YOUR TASK:
Count every line of the listing where the string "color" occurs, and reply with the count alone.

Structured figure records
-=-=-
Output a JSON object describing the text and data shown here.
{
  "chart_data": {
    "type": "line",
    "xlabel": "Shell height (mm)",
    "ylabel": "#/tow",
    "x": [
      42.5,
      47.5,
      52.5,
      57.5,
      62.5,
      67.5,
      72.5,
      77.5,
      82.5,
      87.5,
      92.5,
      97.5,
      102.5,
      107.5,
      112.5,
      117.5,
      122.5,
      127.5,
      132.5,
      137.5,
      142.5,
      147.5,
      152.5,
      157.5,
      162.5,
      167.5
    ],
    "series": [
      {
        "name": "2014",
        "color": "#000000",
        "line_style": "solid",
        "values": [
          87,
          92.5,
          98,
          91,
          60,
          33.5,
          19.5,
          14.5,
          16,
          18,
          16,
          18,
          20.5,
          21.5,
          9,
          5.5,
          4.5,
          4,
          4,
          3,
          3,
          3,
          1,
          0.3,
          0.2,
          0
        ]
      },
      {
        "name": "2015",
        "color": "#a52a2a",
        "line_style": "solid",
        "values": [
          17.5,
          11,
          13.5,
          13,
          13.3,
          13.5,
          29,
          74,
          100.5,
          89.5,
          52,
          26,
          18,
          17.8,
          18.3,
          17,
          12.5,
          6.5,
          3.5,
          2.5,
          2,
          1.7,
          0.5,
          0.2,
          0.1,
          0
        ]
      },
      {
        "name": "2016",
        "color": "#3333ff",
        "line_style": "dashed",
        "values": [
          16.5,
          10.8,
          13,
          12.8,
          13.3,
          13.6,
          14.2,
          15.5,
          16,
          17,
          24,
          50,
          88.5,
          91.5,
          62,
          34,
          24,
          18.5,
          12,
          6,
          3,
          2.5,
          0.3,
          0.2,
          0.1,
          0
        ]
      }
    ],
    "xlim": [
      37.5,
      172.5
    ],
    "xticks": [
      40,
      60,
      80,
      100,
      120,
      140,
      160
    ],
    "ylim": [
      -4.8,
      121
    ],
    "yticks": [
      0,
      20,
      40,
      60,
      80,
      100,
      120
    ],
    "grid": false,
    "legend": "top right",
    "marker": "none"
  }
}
-=-=-
RESPONSE TO THIS EXERCISE:
3